— begin Records provided —

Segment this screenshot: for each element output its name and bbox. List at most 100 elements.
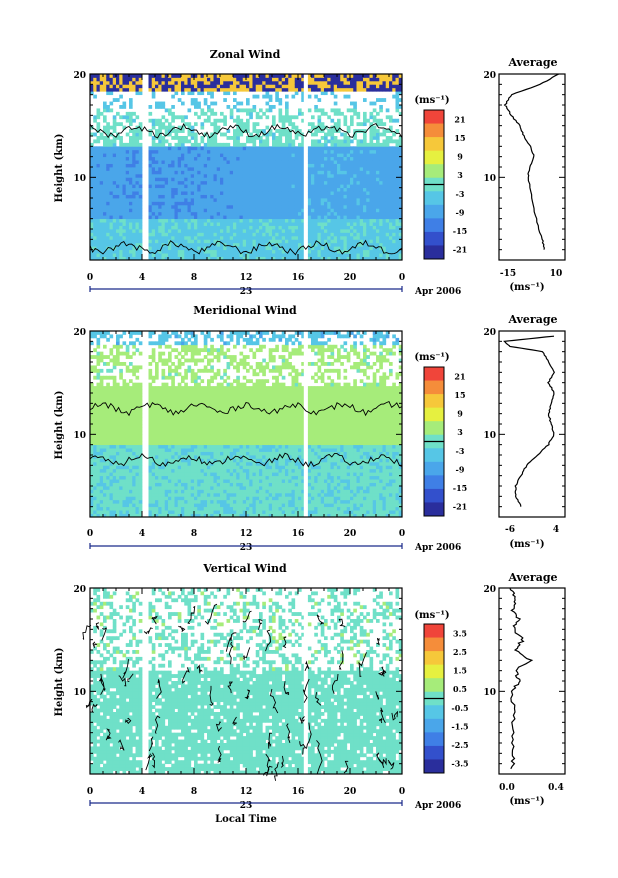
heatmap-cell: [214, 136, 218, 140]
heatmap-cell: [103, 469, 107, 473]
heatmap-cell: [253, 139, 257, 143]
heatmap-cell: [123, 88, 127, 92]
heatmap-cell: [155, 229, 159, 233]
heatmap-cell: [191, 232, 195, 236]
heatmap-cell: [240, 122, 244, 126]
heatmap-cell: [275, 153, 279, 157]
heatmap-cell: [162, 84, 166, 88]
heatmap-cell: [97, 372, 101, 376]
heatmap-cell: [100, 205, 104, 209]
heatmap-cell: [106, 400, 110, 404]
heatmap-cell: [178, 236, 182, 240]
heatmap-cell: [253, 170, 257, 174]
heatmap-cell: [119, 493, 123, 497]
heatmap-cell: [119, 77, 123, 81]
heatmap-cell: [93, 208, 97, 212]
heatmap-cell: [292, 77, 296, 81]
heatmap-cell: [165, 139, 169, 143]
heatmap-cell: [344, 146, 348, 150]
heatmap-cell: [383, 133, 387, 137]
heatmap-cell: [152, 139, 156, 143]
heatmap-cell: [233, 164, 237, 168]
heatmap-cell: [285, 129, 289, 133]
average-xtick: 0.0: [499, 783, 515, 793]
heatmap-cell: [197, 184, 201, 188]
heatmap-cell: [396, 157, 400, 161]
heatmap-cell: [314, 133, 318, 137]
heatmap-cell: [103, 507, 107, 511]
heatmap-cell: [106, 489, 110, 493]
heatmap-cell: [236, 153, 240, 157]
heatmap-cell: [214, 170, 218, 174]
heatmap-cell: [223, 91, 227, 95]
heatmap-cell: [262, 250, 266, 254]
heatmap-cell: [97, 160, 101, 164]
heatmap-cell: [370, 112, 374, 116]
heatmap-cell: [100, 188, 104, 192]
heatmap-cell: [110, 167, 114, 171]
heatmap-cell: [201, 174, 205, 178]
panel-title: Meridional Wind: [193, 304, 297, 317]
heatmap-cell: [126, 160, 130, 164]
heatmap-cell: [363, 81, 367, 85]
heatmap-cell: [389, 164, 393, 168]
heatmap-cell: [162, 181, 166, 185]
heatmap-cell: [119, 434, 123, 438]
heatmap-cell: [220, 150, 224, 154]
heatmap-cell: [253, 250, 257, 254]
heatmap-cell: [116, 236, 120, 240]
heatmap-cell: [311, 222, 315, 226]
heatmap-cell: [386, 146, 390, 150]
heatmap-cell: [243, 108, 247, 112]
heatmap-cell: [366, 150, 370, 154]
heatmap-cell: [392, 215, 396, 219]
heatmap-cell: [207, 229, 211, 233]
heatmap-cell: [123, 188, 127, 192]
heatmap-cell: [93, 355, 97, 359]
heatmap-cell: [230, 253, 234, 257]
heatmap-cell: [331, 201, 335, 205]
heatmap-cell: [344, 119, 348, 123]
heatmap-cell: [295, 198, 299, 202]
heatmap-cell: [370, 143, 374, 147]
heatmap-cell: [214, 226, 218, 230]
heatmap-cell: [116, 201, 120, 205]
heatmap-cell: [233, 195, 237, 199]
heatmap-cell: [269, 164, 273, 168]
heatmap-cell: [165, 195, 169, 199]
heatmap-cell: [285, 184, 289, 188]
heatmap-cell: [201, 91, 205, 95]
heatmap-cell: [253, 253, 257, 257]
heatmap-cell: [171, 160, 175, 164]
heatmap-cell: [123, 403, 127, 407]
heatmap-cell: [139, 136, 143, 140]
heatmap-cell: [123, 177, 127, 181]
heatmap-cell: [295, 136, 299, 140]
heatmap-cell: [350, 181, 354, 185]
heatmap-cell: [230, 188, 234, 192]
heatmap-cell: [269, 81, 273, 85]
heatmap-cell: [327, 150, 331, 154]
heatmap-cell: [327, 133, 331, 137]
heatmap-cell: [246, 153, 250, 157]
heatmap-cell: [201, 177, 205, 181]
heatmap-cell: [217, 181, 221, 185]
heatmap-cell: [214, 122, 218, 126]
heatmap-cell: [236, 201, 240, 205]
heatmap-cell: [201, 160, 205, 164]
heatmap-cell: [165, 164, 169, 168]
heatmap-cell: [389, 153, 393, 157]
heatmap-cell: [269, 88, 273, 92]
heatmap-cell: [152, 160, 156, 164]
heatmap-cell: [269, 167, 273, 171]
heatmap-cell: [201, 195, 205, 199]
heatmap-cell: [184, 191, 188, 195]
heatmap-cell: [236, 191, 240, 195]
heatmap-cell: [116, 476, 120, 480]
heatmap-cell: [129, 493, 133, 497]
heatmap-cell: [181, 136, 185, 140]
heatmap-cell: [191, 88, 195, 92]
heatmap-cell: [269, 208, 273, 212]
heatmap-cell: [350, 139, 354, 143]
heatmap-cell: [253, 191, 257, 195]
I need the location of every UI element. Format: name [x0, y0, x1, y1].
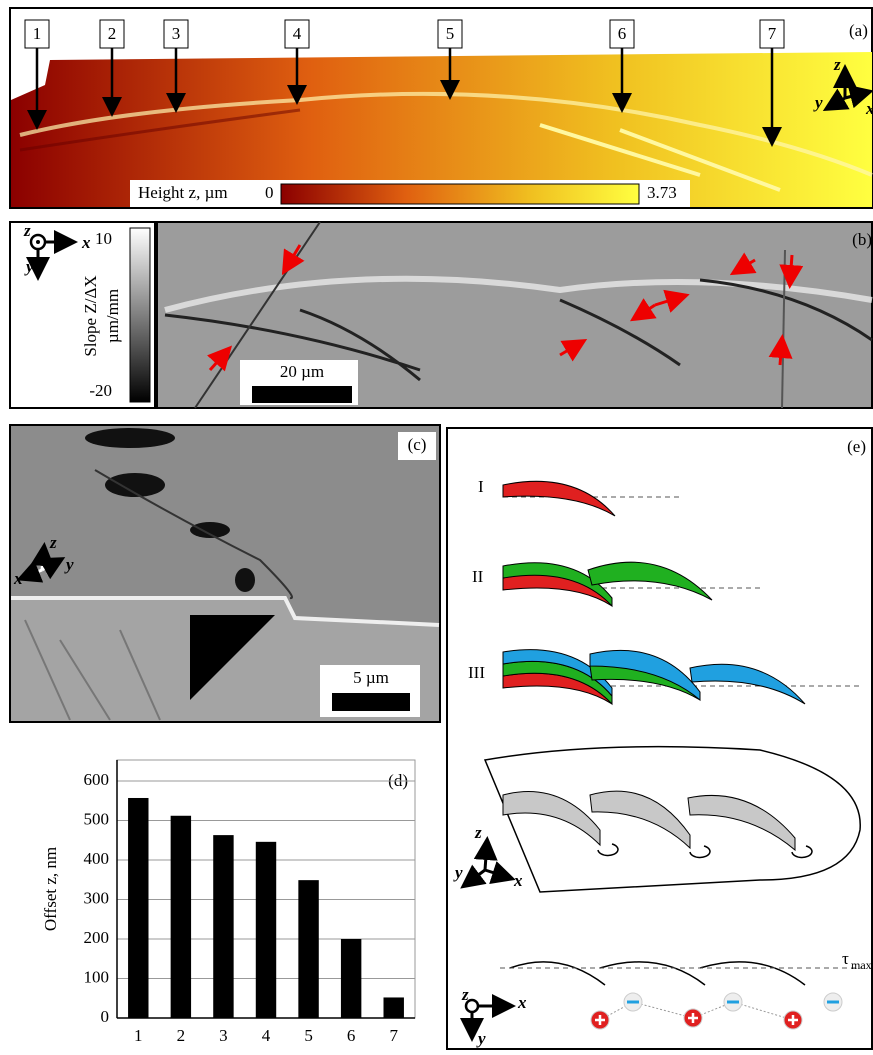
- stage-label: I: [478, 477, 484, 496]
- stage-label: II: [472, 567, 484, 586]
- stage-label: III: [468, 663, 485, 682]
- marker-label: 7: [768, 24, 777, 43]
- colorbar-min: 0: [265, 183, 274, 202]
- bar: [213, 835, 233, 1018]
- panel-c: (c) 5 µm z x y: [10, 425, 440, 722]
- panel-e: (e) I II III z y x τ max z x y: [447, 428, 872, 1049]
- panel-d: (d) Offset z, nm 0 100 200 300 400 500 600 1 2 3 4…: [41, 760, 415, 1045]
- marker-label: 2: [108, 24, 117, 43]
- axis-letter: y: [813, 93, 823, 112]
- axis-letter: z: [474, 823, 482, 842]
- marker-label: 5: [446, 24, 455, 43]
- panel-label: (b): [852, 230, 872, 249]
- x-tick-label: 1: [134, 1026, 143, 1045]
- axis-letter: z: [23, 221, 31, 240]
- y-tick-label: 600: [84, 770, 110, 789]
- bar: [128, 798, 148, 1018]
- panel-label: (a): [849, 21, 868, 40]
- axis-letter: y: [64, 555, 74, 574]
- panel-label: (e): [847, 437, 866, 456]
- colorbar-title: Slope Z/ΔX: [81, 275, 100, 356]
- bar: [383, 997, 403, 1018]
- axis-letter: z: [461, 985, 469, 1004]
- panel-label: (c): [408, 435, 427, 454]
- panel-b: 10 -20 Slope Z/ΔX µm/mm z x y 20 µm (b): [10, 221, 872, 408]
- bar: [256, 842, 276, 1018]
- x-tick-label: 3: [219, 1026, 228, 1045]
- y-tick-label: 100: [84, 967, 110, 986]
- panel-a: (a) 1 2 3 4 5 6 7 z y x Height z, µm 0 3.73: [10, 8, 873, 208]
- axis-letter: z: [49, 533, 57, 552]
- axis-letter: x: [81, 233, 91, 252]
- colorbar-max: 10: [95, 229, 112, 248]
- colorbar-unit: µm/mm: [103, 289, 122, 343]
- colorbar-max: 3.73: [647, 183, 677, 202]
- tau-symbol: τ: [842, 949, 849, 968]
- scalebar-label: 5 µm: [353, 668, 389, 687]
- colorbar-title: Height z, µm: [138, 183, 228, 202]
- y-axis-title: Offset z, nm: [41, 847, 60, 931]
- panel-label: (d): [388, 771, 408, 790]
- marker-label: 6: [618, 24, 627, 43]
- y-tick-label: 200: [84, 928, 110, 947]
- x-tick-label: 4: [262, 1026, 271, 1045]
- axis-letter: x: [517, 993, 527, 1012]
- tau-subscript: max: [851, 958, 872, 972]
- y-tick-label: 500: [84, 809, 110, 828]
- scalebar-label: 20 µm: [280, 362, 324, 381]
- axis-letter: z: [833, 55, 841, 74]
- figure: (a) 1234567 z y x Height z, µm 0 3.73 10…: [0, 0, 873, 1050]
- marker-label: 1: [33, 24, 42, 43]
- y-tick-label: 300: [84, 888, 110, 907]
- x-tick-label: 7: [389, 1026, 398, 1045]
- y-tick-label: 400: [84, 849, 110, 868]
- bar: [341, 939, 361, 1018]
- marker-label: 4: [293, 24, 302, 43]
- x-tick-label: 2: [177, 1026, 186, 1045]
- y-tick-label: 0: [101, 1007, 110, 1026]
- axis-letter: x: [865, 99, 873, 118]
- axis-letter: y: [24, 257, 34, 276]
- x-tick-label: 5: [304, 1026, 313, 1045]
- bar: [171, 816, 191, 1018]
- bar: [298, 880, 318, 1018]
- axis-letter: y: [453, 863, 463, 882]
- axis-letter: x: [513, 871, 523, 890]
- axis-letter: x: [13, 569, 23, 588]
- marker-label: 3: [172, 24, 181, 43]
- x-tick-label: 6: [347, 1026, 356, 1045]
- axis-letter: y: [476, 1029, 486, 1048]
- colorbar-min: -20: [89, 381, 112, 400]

— end Records provided —

**Job:**
Quote the entries beginning at the line that contains "heatmap-cell: [214, 136, 218, 140]" and stopping after the line that contains "heatmap-cell: [152, 139, 156, 143]", with both of those lines included.

**Correct answer:**
heatmap-cell: [214, 136, 218, 140]
heatmap-cell: [103, 469, 107, 473]
heatmap-cell: [253, 139, 257, 143]
heatmap-cell: [123, 88, 127, 92]
heatmap-cell: [155, 229, 159, 233]
heatmap-cell: [191, 232, 195, 236]
heatmap-cell: [240, 122, 244, 126]
heatmap-cell: [275, 153, 279, 157]
heatmap-cell: [162, 84, 166, 88]
heatmap-cell: [97, 372, 101, 376]
heatmap-cell: [100, 205, 104, 209]
heatmap-cell: [106, 400, 110, 404]
heatmap-cell: [178, 236, 182, 240]
heatmap-cell: [253, 170, 257, 174]
heatmap-cell: [119, 493, 123, 497]
heatmap-cell: [119, 77, 123, 81]
heatmap-cell: [93, 208, 97, 212]
heatmap-cell: [292, 77, 296, 81]
heatmap-cell: [165, 139, 169, 143]
heatmap-cell: [344, 146, 348, 150]
heatmap-cell: [383, 133, 387, 137]
heatmap-cell: [152, 139, 156, 143]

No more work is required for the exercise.